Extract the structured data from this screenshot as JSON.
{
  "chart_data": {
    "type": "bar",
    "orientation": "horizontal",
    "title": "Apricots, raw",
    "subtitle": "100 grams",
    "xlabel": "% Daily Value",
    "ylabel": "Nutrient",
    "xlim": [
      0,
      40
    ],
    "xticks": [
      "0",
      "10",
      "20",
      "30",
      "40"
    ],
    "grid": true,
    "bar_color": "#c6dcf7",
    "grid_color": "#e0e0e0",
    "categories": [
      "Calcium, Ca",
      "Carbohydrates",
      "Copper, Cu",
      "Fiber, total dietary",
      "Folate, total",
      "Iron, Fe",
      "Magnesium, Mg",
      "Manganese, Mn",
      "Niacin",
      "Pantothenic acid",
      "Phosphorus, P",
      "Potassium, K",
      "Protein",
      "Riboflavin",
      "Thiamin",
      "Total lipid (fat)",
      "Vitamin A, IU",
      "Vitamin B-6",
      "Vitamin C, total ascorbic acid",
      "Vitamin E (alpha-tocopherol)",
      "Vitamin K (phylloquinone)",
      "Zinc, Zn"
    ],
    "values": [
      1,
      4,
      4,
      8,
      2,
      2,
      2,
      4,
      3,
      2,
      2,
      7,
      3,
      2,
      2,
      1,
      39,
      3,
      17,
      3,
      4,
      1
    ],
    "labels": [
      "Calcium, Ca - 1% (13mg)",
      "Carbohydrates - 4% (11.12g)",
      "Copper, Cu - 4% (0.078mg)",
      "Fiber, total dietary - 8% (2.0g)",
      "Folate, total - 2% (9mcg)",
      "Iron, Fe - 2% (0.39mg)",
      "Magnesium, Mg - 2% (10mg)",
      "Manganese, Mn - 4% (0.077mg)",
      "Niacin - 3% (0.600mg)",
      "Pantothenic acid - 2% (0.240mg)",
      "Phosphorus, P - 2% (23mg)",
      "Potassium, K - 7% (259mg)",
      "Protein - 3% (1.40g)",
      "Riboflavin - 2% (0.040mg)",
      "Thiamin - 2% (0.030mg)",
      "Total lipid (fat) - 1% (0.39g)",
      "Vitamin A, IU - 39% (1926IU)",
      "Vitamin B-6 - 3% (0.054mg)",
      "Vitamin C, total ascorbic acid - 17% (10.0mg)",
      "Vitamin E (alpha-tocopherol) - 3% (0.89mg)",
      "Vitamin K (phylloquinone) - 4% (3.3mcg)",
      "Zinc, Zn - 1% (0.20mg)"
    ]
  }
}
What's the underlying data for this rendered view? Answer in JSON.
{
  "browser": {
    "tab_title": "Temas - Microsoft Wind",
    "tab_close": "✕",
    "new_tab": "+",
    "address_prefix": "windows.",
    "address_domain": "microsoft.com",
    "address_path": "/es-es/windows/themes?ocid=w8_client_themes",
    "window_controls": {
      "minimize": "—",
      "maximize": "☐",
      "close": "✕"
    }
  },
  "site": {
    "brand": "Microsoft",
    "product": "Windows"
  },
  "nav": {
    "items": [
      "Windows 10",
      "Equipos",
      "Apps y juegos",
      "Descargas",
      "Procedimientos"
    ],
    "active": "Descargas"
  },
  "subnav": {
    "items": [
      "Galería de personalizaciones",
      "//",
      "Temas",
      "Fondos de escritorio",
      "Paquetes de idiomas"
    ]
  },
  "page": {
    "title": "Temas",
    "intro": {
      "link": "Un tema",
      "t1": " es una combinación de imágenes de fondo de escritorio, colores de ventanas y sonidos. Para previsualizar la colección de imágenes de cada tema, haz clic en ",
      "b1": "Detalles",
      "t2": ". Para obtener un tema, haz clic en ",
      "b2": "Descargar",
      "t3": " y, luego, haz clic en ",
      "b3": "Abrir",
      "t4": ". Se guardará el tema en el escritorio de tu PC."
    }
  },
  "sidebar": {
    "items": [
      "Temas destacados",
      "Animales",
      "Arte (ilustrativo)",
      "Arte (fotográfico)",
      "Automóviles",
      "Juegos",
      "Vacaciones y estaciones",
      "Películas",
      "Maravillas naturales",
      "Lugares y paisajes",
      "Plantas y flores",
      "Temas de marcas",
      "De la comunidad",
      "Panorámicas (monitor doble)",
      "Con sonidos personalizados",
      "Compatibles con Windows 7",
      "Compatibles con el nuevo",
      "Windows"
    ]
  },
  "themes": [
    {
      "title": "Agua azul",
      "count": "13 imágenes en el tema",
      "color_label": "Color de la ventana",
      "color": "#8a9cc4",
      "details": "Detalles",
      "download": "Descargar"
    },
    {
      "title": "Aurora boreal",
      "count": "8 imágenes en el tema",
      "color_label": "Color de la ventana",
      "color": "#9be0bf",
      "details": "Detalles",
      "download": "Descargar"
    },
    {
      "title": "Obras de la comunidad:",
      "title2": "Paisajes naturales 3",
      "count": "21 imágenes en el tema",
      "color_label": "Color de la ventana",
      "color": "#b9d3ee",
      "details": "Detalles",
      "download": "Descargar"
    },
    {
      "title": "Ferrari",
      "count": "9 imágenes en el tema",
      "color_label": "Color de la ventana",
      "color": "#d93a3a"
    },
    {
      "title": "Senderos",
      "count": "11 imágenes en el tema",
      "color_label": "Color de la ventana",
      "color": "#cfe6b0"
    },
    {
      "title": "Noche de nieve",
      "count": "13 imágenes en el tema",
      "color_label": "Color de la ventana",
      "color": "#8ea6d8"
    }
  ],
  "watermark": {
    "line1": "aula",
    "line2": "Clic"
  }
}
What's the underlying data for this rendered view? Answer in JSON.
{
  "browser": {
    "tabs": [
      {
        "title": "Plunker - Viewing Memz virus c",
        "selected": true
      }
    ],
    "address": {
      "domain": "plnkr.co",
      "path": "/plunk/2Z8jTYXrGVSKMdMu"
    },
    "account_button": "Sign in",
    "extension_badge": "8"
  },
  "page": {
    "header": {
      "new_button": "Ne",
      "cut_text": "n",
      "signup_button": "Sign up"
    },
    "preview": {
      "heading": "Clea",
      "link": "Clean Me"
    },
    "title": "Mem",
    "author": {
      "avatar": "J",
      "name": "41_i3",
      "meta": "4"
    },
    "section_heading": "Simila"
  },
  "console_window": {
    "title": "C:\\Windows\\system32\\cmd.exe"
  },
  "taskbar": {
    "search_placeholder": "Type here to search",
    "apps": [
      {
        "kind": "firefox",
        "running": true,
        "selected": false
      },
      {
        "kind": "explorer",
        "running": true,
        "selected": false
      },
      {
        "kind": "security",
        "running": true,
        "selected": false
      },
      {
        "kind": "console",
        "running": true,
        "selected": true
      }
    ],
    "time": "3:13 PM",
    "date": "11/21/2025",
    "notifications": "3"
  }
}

WORK TO BE COMPLETED: Retype each line above, keeping every character.

ANSWER TO THE EXERCISE:
Extract the structured data from this screenshot as JSON.
{
  "chart_data": {
    "type": "bar",
    "orientation": "horizontal",
    "title": "Apricots, raw",
    "subtitle": "100 grams",
    "xlabel": "% Daily Value",
    "ylabel": "Nutrient",
    "xlim": [
      0,
      40
    ],
    "xticks": [
      "0",
      "10",
      "20",
      "30",
      "40"
    ],
    "grid": true,
    "bar_color": "#c6dcf7",
    "grid_color": "#e0e0e0",
    "categories": [
      "Calcium, Ca",
      "Carbohydrates",
      "Copper, Cu",
      "Fiber, total dietary",
      "Folate, total",
      "Iron, Fe",
      "Magnesium, Mg",
      "Manganese, Mn",
      "Niacin",
      "Pantothenic acid",
      "Phosphorus, P",
      "Potassium, K",
      "Protein",
      "Riboflavin",
      "Thiamin",
      "Total lipid (fat)",
      "Vitamin A, IU",
      "Vitamin B-6",
      "Vitamin C, total ascorbic acid",
      "Vitamin E (alpha-tocopherol)",
      "Vitamin K (phylloquinone)",
      "Zinc, Zn"
    ],
    "values": [
      1,
      4,
      4,
      8,
      2,
      2,
      2,
      4,
      3,
      2,
      2,
      7,
      3,
      2,
      2,
      1,
      39,
      3,
      17,
      3,
      4,
      1
    ],
    "labels": [
      "Calcium, Ca - 1% (13mg)",
      "Carbohydrates - 4% (11.12g)",
      "Copper, Cu - 4% (0.078mg)",
      "Fiber, total dietary - 8% (2.0g)",
      "Folate, total - 2% (9mcg)",
      "Iron, Fe - 2% (0.39mg)",
      "Magnesium, Mg - 2% (10mg)",
      "Manganese, Mn - 4% (0.077mg)",
      "Niacin - 3% (0.600mg)",
      "Pantothenic acid - 2% (0.240mg)",
      "Phosphorus, P - 2% (23mg)",
      "Potassium, K - 7% (259mg)",
      "Protein - 3% (1.40g)",
      "Riboflavin - 2% (0.040mg)",
      "Thiamin - 2% (0.030mg)",
      "Total lipid (fat) - 1% (0.39g)",
      "Vitamin A, IU - 39% (1926IU)",
      "Vitamin B-6 - 3% (0.054mg)",
      "Vitamin C, total ascorbic acid - 17% (10.0mg)",
      "Vitamin E (alpha-tocopherol) - 3% (0.89mg)",
      "Vitamin K (phylloquinone) - 4% (3.3mcg)",
      "Zinc, Zn - 1% (0.20mg)"
    ]
  }
}
What's the underlying data for this rendered view? Answer in JSON.
{
  "browser": {
    "tab_title": "Temas - Microsoft Wind",
    "tab_close": "✕",
    "new_tab": "+",
    "address_prefix": "windows.",
    "address_domain": "microsoft.com",
    "address_path": "/es-es/windows/themes?ocid=w8_client_themes",
    "window_controls": {
      "minimize": "—",
      "maximize": "☐",
      "close": "✕"
    }
  },
  "site": {
    "brand": "Microsoft",
    "product": "Windows"
  },
  "nav": {
    "items": [
      "Windows 10",
      "Equipos",
      "Apps y juegos",
      "Descargas",
      "Procedimientos"
    ],
    "active": "Descargas"
  },
  "subnav": {
    "items": [
      "Galería de personalizaciones",
      "//",
      "Temas",
      "Fondos de escritorio",
      "Paquetes de idiomas"
    ]
  },
  "page": {
    "title": "Temas",
    "intro": {
      "link": "Un tema",
      "t1": " es una combinación de imágenes de fondo de escritorio, colores de ventanas y sonidos. Para previsualizar la colección de imágenes de cada tema, haz clic en ",
      "b1": "Detalles",
      "t2": ". Para obtener un tema, haz clic en ",
      "b2": "Descargar",
      "t3": " y, luego, haz clic en ",
      "b3": "Abrir",
      "t4": ". Se guardará el tema en el escritorio de tu PC."
    }
  },
  "sidebar": {
    "items": [
      "Temas destacados",
      "Animales",
      "Arte (ilustrativo)",
      "Arte (fotográfico)",
      "Automóviles",
      "Juegos",
      "Vacaciones y estaciones",
      "Películas",
      "Maravillas naturales",
      "Lugares y paisajes",
      "Plantas y flores",
      "Temas de marcas",
      "De la comunidad",
      "Panorámicas (monitor doble)",
      "Con sonidos personalizados",
      "Compatibles con Windows 7",
      "Compatibles con el nuevo",
      "Windows"
    ]
  },
  "themes": [
    {
      "title": "Agua azul",
      "count": "13 imágenes en el tema",
      "color_label": "Color de la ventana",
      "color": "#8a9cc4",
      "details": "Detalles",
      "download": "Descargar"
    },
    {
      "title": "Aurora boreal",
      "count": "8 imágenes en el tema",
      "color_label": "Color de la ventana",
      "color": "#9be0bf",
      "details": "Detalles",
      "download": "Descargar"
    },
    {
      "title": "Obras de la comunidad:",
      "title2": "Paisajes naturales 3",
      "count": "21 imágenes en el tema",
      "color_label": "Color de la ventana",
      "color": "#b9d3ee",
      "details": "Detalles",
      "download": "Descargar"
    },
    {
      "title": "Ferrari",
      "count": "9 imágenes en el tema",
      "color_label": "Color de la ventana",
      "color": "#d93a3a"
    },
    {
      "title": "Senderos",
      "count": "11 imágenes en el tema",
      "color_label": "Color de la ventana",
      "color": "#cfe6b0"
    },
    {
      "title": "Noche de nieve",
      "count": "13 imágenes en el tema",
      "color_label": "Color de la ventana",
      "color": "#8ea6d8"
    }
  ],
  "watermark": {
    "line1": "aula",
    "line2": "Clic"
  }
}
What's the underlying data for this rendered view? Answer in JSON.
{
  "browser": {
    "tabs": [
      {
        "title": "Plunker - Viewing Memz virus c",
        "selected": true
      }
    ],
    "address": {
      "domain": "plnkr.co",
      "path": "/plunk/2Z8jTYXrGVSKMdMu"
    },
    "account_button": "Sign in",
    "extension_badge": "8"
  },
  "page": {
    "header": {
      "new_button": "Ne",
      "cut_text": "n",
      "signup_button": "Sign up"
    },
    "preview": {
      "heading": "Clea",
      "link": "Clean Me"
    },
    "title": "Mem",
    "author": {
      "avatar": "J",
      "name": "41_i3",
      "meta": "4"
    },
    "section_heading": "Simila"
  },
  "console_window": {
    "title": "C:\\Windows\\system32\\cmd.exe"
  },
  "taskbar": {
    "search_placeholder": "Type here to search",
    "apps": [
      {
        "kind": "firefox",
        "running": true,
        "selected": false
      },
      {
        "kind": "explorer",
        "running": true,
        "selected": false
      },
      {
        "kind": "security",
        "running": true,
        "selected": false
      },
      {
        "kind": "console",
        "running": true,
        "selected": true
      }
    ],
    "time": "3:13 PM",
    "date": "11/21/2025",
    "notifications": "3"
  }
}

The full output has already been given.